◆ **INSTRUCTION**: It is required that all of the data be written out exactly.

◆ **WORKING DATA**:
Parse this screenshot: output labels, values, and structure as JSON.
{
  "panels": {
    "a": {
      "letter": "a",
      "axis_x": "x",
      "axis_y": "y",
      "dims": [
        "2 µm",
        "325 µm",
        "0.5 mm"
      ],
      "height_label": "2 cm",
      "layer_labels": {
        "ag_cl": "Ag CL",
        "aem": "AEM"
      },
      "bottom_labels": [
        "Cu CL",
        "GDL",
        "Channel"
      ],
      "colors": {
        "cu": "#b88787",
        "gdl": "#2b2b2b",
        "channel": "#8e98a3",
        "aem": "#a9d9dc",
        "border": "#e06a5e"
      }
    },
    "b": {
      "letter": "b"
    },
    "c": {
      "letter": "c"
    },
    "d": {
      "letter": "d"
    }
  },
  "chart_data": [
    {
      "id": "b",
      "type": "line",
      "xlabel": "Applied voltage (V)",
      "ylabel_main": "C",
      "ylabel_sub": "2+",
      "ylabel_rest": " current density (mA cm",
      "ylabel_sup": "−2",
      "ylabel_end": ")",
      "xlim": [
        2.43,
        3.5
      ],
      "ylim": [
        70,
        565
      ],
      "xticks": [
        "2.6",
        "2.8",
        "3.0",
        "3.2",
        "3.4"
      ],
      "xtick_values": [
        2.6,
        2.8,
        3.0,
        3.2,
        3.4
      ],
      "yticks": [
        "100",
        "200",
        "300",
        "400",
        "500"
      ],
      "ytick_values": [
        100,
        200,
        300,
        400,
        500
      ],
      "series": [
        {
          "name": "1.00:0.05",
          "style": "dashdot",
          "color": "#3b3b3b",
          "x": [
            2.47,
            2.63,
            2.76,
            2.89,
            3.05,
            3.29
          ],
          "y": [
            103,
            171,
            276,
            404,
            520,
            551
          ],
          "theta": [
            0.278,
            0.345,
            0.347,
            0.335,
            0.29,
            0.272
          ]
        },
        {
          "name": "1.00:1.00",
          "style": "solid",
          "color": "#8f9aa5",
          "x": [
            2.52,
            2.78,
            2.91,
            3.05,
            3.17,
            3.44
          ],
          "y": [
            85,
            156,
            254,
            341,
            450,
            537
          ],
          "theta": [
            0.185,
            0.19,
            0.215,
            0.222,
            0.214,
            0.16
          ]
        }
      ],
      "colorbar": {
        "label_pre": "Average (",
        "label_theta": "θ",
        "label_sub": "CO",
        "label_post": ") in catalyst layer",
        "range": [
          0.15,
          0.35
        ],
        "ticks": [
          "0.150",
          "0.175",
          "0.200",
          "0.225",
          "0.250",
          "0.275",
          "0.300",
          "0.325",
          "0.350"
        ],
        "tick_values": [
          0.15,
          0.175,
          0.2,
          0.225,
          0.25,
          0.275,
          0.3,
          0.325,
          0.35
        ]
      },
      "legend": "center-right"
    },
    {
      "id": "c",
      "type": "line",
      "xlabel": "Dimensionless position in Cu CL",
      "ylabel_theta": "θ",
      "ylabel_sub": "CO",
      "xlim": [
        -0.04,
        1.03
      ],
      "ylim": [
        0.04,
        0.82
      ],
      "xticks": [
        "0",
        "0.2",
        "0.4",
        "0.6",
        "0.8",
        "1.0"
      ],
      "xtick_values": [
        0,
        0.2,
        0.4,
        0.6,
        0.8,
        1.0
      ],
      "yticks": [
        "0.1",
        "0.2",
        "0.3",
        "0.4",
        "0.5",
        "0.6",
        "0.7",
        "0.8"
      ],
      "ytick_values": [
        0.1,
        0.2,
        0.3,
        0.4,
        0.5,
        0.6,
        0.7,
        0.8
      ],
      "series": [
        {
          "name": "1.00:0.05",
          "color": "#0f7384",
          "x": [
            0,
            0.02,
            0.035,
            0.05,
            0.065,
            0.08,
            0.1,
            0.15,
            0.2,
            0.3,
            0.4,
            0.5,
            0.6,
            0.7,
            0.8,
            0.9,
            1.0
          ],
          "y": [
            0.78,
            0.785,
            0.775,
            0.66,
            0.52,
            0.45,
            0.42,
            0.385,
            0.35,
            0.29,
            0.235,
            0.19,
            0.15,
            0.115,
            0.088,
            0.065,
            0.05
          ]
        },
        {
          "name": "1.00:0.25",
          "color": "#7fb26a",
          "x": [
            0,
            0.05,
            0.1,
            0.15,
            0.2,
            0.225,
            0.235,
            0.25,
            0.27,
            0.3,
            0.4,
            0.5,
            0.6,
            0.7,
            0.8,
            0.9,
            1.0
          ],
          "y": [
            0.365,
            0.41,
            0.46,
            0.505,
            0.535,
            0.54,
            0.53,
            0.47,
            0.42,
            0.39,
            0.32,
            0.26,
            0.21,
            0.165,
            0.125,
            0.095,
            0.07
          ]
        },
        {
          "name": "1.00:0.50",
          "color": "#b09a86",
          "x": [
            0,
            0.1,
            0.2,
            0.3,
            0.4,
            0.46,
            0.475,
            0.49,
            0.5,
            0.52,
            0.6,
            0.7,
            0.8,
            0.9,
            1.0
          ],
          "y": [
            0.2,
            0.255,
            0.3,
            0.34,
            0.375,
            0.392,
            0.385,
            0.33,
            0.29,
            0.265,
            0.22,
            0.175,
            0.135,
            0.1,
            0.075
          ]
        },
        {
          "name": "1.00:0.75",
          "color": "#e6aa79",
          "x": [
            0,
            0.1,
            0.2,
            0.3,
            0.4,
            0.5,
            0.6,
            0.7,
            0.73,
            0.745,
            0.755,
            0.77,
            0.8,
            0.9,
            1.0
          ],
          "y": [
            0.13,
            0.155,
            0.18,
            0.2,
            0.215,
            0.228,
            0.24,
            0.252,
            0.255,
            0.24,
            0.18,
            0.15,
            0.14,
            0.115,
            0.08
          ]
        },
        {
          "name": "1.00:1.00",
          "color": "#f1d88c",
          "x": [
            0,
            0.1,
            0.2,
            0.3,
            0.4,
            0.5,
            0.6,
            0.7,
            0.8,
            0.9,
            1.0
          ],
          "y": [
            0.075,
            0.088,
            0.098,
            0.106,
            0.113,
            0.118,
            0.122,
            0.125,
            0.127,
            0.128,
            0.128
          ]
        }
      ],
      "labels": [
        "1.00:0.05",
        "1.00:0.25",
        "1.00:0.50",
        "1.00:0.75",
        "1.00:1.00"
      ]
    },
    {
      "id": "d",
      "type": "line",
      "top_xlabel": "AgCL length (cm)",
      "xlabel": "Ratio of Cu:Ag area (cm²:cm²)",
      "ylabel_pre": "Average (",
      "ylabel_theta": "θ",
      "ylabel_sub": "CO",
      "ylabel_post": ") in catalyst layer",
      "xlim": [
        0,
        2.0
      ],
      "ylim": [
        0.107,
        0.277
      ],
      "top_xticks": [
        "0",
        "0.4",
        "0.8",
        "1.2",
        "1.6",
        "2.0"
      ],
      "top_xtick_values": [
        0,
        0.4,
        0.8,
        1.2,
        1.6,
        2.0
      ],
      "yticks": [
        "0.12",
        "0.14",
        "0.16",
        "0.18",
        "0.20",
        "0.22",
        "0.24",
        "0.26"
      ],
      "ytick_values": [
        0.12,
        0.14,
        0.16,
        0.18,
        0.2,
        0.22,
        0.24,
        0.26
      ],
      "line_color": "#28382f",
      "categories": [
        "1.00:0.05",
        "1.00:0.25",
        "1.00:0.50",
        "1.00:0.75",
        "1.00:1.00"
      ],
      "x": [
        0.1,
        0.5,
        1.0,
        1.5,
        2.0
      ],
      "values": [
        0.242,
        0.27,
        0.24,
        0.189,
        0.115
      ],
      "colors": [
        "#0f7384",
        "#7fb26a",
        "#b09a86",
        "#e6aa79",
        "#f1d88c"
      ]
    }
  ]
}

◆ **EXERCISE ANSWER**:
Parse this screenshot: output labels, values, and structure as JSON.
{
  "panels": {
    "a": {
      "letter": "a",
      "axis_x": "x",
      "axis_y": "y",
      "dims": [
        "2 µm",
        "325 µm",
        "0.5 mm"
      ],
      "height_label": "2 cm",
      "layer_labels": {
        "ag_cl": "Ag CL",
        "aem": "AEM"
      },
      "bottom_labels": [
        "Cu CL",
        "GDL",
        "Channel"
      ],
      "colors": {
        "cu": "#b88787",
        "gdl": "#2b2b2b",
        "channel": "#8e98a3",
        "aem": "#a9d9dc",
        "border": "#e06a5e"
      }
    },
    "b": {
      "letter": "b"
    },
    "c": {
      "letter": "c"
    },
    "d": {
      "letter": "d"
    }
  },
  "chart_data": [
    {
      "id": "b",
      "type": "line",
      "xlabel": "Applied voltage (V)",
      "ylabel_main": "C",
      "ylabel_sub": "2+",
      "ylabel_rest": " current density (mA cm",
      "ylabel_sup": "−2",
      "ylabel_end": ")",
      "xlim": [
        2.43,
        3.5
      ],
      "ylim": [
        70,
        565
      ],
      "xticks": [
        "2.6",
        "2.8",
        "3.0",
        "3.2",
        "3.4"
      ],
      "xtick_values": [
        2.6,
        2.8,
        3.0,
        3.2,
        3.4
      ],
      "yticks": [
        "100",
        "200",
        "300",
        "400",
        "500"
      ],
      "ytick_values": [
        100,
        200,
        300,
        400,
        500
      ],
      "series": [
        {
          "name": "1.00:0.05",
          "style": "dashdot",
          "color": "#3b3b3b",
          "x": [
            2.47,
            2.63,
            2.76,
            2.89,
            3.05,
            3.29
          ],
          "y": [
            103,
            171,
            276,
            404,
            520,
            551
          ],
          "theta": [
            0.278,
            0.345,
            0.347,
            0.335,
            0.29,
            0.272
          ]
        },
        {
          "name": "1.00:1.00",
          "style": "solid",
          "color": "#8f9aa5",
          "x": [
            2.52,
            2.78,
            2.91,
            3.05,
            3.17,
            3.44
          ],
          "y": [
            85,
            156,
            254,
            341,
            450,
            537
          ],
          "theta": [
            0.185,
            0.19,
            0.215,
            0.222,
            0.214,
            0.16
          ]
        }
      ],
      "colorbar": {
        "label_pre": "Average (",
        "label_theta": "θ",
        "label_sub": "CO",
        "label_post": ") in catalyst layer",
        "range": [
          0.15,
          0.35
        ],
        "ticks": [
          "0.150",
          "0.175",
          "0.200",
          "0.225",
          "0.250",
          "0.275",
          "0.300",
          "0.325",
          "0.350"
        ],
        "tick_values": [
          0.15,
          0.175,
          0.2,
          0.225,
          0.25,
          0.275,
          0.3,
          0.325,
          0.35
        ]
      },
      "legend": "center-right"
    },
    {
      "id": "c",
      "type": "line",
      "xlabel": "Dimensionless position in Cu CL",
      "ylabel_theta": "θ",
      "ylabel_sub": "CO",
      "xlim": [
        -0.04,
        1.03
      ],
      "ylim": [
        0.04,
        0.82
      ],
      "xticks": [
        "0",
        "0.2",
        "0.4",
        "0.6",
        "0.8",
        "1.0"
      ],
      "xtick_values": [
        0,
        0.2,
        0.4,
        0.6,
        0.8,
        1.0
      ],
      "yticks": [
        "0.1",
        "0.2",
        "0.3",
        "0.4",
        "0.5",
        "0.6",
        "0.7",
        "0.8"
      ],
      "ytick_values": [
        0.1,
        0.2,
        0.3,
        0.4,
        0.5,
        0.6,
        0.7,
        0.8
      ],
      "series": [
        {
          "name": "1.00:0.05",
          "color": "#0f7384",
          "x": [
            0,
            0.02,
            0.035,
            0.05,
            0.065,
            0.08,
            0.1,
            0.15,
            0.2,
            0.3,
            0.4,
            0.5,
            0.6,
            0.7,
            0.8,
            0.9,
            1.0
          ],
          "y": [
            0.78,
            0.785,
            0.775,
            0.66,
            0.52,
            0.45,
            0.42,
            0.385,
            0.35,
            0.29,
            0.235,
            0.19,
            0.15,
            0.115,
            0.088,
            0.065,
            0.05
          ]
        },
        {
          "name": "1.00:0.25",
          "color": "#7fb26a",
          "x": [
            0,
            0.05,
            0.1,
            0.15,
            0.2,
            0.225,
            0.235,
            0.25,
            0.27,
            0.3,
            0.4,
            0.5,
            0.6,
            0.7,
            0.8,
            0.9,
            1.0
          ],
          "y": [
            0.365,
            0.41,
            0.46,
            0.505,
            0.535,
            0.54,
            0.53,
            0.47,
            0.42,
            0.39,
            0.32,
            0.26,
            0.21,
            0.165,
            0.125,
            0.095,
            0.07
          ]
        },
        {
          "name": "1.00:0.50",
          "color": "#b09a86",
          "x": [
            0,
            0.1,
            0.2,
            0.3,
            0.4,
            0.46,
            0.475,
            0.49,
            0.5,
            0.52,
            0.6,
            0.7,
            0.8,
            0.9,
            1.0
          ],
          "y": [
            0.2,
            0.255,
            0.3,
            0.34,
            0.375,
            0.392,
            0.385,
            0.33,
            0.29,
            0.265,
            0.22,
            0.175,
            0.135,
            0.1,
            0.075
          ]
        },
        {
          "name": "1.00:0.75",
          "color": "#e6aa79",
          "x": [
            0,
            0.1,
            0.2,
            0.3,
            0.4,
            0.5,
            0.6,
            0.7,
            0.73,
            0.745,
            0.755,
            0.77,
            0.8,
            0.9,
            1.0
          ],
          "y": [
            0.13,
            0.155,
            0.18,
            0.2,
            0.215,
            0.228,
            0.24,
            0.252,
            0.255,
            0.24,
            0.18,
            0.15,
            0.14,
            0.115,
            0.08
          ]
        },
        {
          "name": "1.00:1.00",
          "color": "#f1d88c",
          "x": [
            0,
            0.1,
            0.2,
            0.3,
            0.4,
            0.5,
            0.6,
            0.7,
            0.8,
            0.9,
            1.0
          ],
          "y": [
            0.075,
            0.088,
            0.098,
            0.106,
            0.113,
            0.118,
            0.122,
            0.125,
            0.127,
            0.128,
            0.128
          ]
        }
      ],
      "labels": [
        "1.00:0.05",
        "1.00:0.25",
        "1.00:0.50",
        "1.00:0.75",
        "1.00:1.00"
      ]
    },
    {
      "id": "d",
      "type": "line",
      "top_xlabel": "AgCL length (cm)",
      "xlabel": "Ratio of Cu:Ag area (cm²:cm²)",
      "ylabel_pre": "Average (",
      "ylabel_theta": "θ",
      "ylabel_sub": "CO",
      "ylabel_post": ") in catalyst layer",
      "xlim": [
        0,
        2.0
      ],
      "ylim": [
        0.107,
        0.277
      ],
      "top_xticks": [
        "0",
        "0.4",
        "0.8",
        "1.2",
        "1.6",
        "2.0"
      ],
      "top_xtick_values": [
        0,
        0.4,
        0.8,
        1.2,
        1.6,
        2.0
      ],
      "yticks": [
        "0.12",
        "0.14",
        "0.16",
        "0.18",
        "0.20",
        "0.22",
        "0.24",
        "0.26"
      ],
      "ytick_values": [
        0.12,
        0.14,
        0.16,
        0.18,
        0.2,
        0.22,
        0.24,
        0.26
      ],
      "line_color": "#28382f",
      "categories": [
        "1.00:0.05",
        "1.00:0.25",
        "1.00:0.50",
        "1.00:0.75",
        "1.00:1.00"
      ],
      "x": [
        0.1,
        0.5,
        1.0,
        1.5,
        2.0
      ],
      "values": [
        0.242,
        0.27,
        0.24,
        0.189,
        0.115
      ],
      "colors": [
        "#0f7384",
        "#7fb26a",
        "#b09a86",
        "#e6aa79",
        "#f1d88c"
      ]
    }
  ]
}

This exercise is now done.